### Task instructions
Could you write out every record below exactly, leaving out any pictures?

Data items:
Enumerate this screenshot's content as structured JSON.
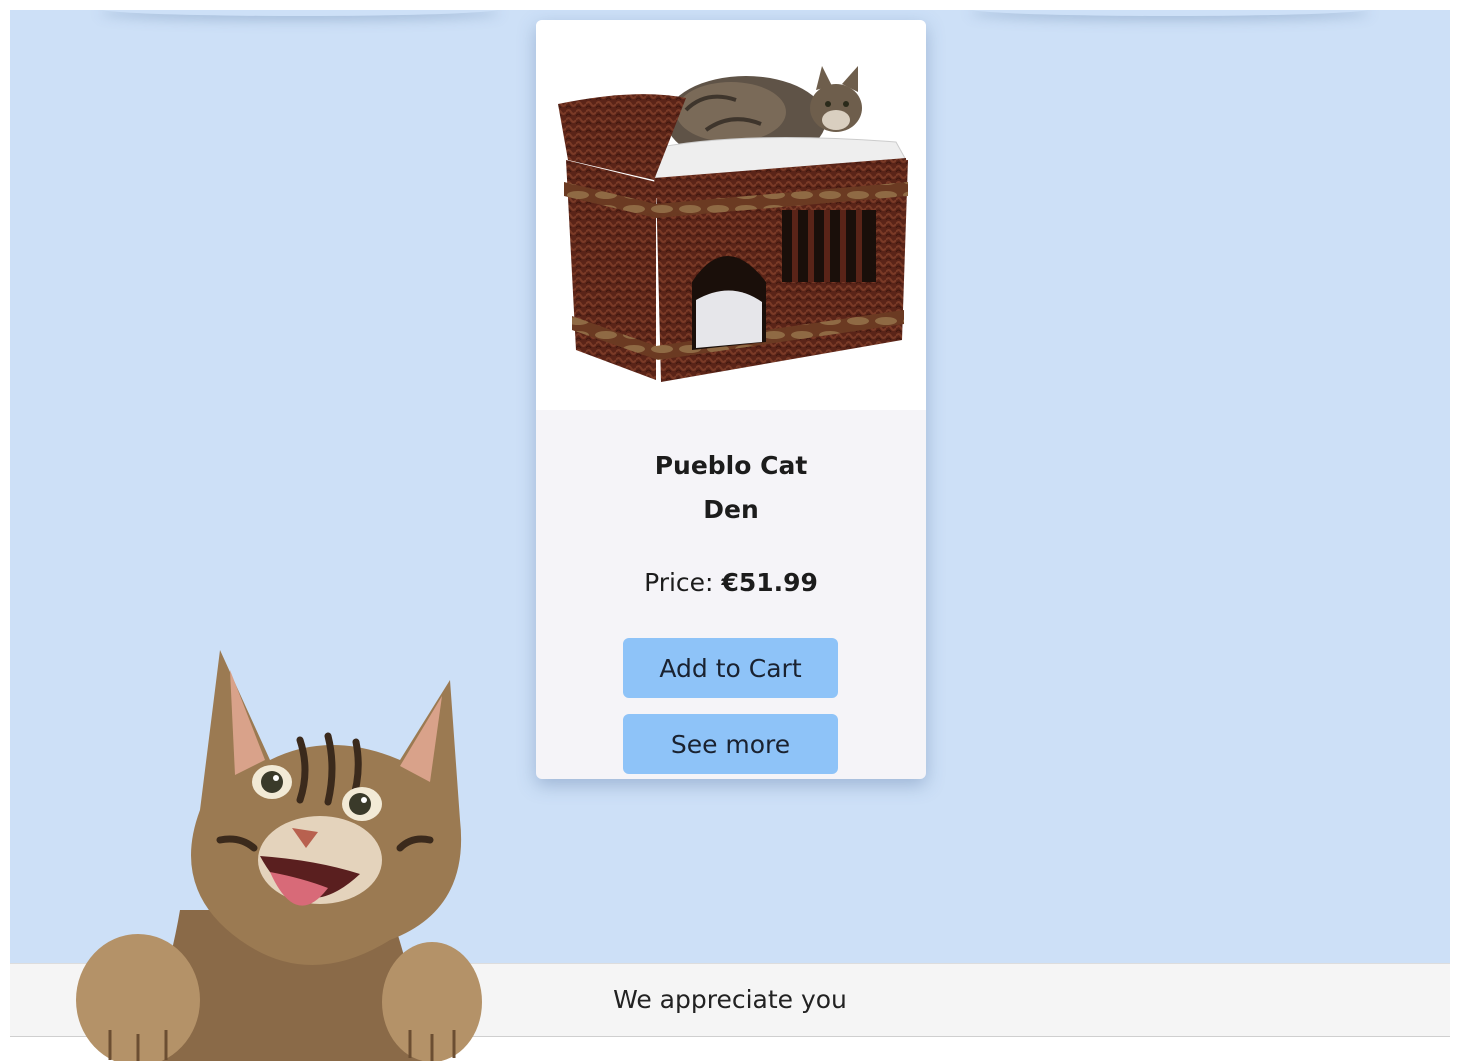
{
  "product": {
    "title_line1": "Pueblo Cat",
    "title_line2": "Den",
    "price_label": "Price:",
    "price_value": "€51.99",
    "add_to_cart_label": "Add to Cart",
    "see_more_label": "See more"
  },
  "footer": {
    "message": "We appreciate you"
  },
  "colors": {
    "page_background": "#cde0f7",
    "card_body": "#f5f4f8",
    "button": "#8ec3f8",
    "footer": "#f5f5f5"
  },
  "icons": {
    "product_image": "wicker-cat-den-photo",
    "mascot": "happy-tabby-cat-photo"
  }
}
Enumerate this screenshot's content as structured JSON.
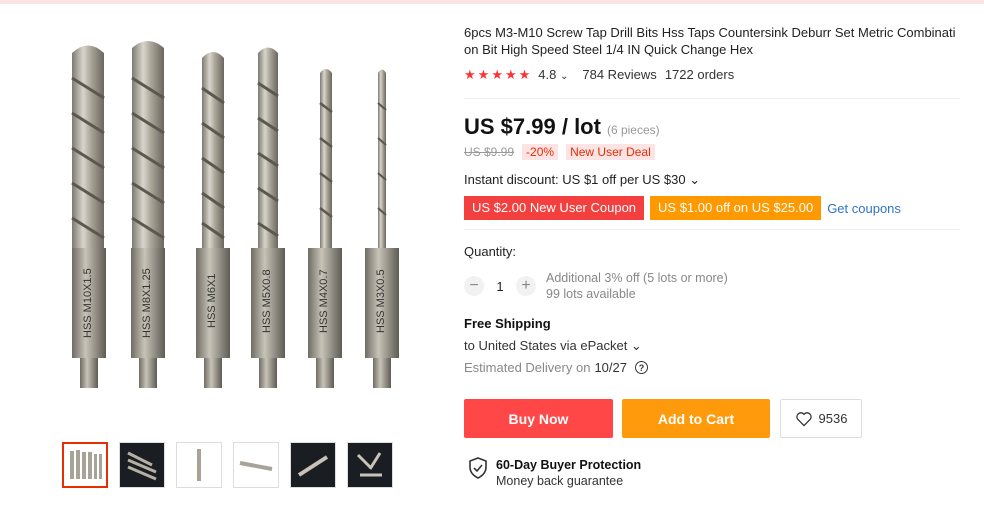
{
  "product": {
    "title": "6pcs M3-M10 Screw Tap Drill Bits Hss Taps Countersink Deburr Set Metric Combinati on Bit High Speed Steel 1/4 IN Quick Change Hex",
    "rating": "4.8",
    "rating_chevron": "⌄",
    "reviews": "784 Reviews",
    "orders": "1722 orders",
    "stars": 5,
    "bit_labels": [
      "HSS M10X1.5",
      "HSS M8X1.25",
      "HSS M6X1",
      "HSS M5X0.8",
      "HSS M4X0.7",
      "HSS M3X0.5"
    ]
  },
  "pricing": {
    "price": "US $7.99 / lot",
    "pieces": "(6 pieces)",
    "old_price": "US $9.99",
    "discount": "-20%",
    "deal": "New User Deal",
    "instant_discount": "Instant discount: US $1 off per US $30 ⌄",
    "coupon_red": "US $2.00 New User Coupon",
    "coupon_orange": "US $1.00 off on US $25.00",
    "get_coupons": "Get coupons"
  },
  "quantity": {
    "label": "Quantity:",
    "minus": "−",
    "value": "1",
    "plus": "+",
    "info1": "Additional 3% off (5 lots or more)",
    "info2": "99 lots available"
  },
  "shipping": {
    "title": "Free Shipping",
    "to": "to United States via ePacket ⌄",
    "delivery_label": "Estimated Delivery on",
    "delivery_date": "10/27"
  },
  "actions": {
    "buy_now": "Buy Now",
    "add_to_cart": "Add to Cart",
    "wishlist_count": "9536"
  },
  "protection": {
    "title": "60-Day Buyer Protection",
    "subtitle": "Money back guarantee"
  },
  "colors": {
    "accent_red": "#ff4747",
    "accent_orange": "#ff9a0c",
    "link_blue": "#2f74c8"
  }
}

### Solution for this problem
Enumerate this screenshot's content as structured JSON.
{
  "product": {
    "title_line1": "Pueblo Cat",
    "title_line2": "Den",
    "price_label": "Price:",
    "price_value": "€51.99",
    "add_to_cart_label": "Add to Cart",
    "see_more_label": "See more"
  },
  "footer": {
    "message": "We appreciate you"
  },
  "colors": {
    "page_background": "#cde0f7",
    "card_body": "#f5f4f8",
    "button": "#8ec3f8",
    "footer": "#f5f5f5"
  },
  "icons": {
    "product_image": "wicker-cat-den-photo",
    "mascot": "happy-tabby-cat-photo"
  }
}
Enumerate this screenshot's content as structured JSON.
{
  "product": {
    "title": "6pcs M3-M10 Screw Tap Drill Bits Hss Taps Countersink Deburr Set Metric Combinati on Bit High Speed Steel 1/4 IN Quick Change Hex",
    "rating": "4.8",
    "rating_chevron": "⌄",
    "reviews": "784 Reviews",
    "orders": "1722 orders",
    "stars": 5,
    "bit_labels": [
      "HSS M10X1.5",
      "HSS M8X1.25",
      "HSS M6X1",
      "HSS M5X0.8",
      "HSS M4X0.7",
      "HSS M3X0.5"
    ]
  },
  "pricing": {
    "price": "US $7.99 / lot",
    "pieces": "(6 pieces)",
    "old_price": "US $9.99",
    "discount": "-20%",
    "deal": "New User Deal",
    "instant_discount": "Instant discount: US $1 off per US $30 ⌄",
    "coupon_red": "US $2.00 New User Coupon",
    "coupon_orange": "US $1.00 off on US $25.00",
    "get_coupons": "Get coupons"
  },
  "quantity": {
    "label": "Quantity:",
    "minus": "−",
    "value": "1",
    "plus": "+",
    "info1": "Additional 3% off (5 lots or more)",
    "info2": "99 lots available"
  },
  "shipping": {
    "title": "Free Shipping",
    "to": "to United States via ePacket ⌄",
    "delivery_label": "Estimated Delivery on",
    "delivery_date": "10/27"
  },
  "actions": {
    "buy_now": "Buy Now",
    "add_to_cart": "Add to Cart",
    "wishlist_count": "9536"
  },
  "protection": {
    "title": "60-Day Buyer Protection",
    "subtitle": "Money back guarantee"
  },
  "colors": {
    "accent_red": "#ff4747",
    "accent_orange": "#ff9a0c",
    "link_blue": "#2f74c8"
  }
}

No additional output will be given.